■ Exercise brief ■
Set out every line bearing the string "must".
[Begin Working data]
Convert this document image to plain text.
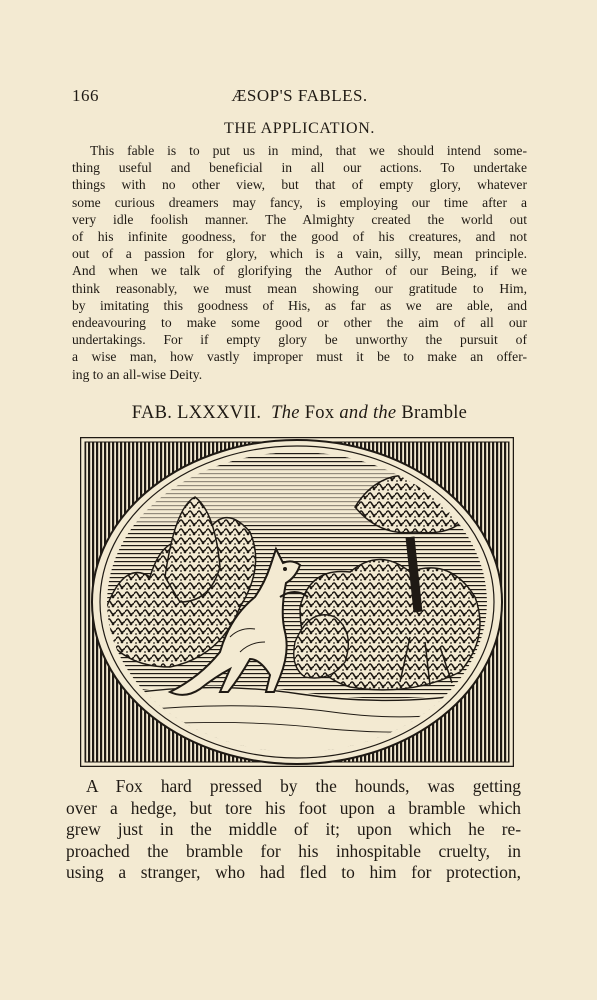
166	ÆSOP'S FABLES.
THE APPLICATION.
This fable is to put us in mind, that we should intend some-
thing useful and beneficial in all our actions. To undertake
things with no other view, but that of empty glory, whatever
some curious dreamers may fancy, is employing our time after a
very idle foolish manner. The Almighty created the world out
of his infinite goodness, for the good of his creatures, and not
out of a passion for glory, which is a vain, silly, mean principle.
And when we talk of glorifying the Author of our Being, if we
think reasonably, we must mean showing our gratitude to Him,
by imitating this goodness of His, as far as we are able, and
endeavouring to make some good or other the aim of all our
undertakings. For if empty glory be unworthy the pursuit of
a wise man, how vastly improper must it be to make an offer-
ing to an all-wise Deity.
FAB. LXXXVII. The Fox and the Bramble
A Fox hard pressed by the hounds, was getting
over a hedge, but tore his foot upon a bramble which
grew just in the middle of it; upon which he re-
proached the bramble for his inhospitable cruelty, in
using a stranger, who had fled to him for protection,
[End Working data]
■ The solution ■
think reasonably, we must mean showing our gratitude to Him,
a wise man, how vastly improper must it be to make an offer-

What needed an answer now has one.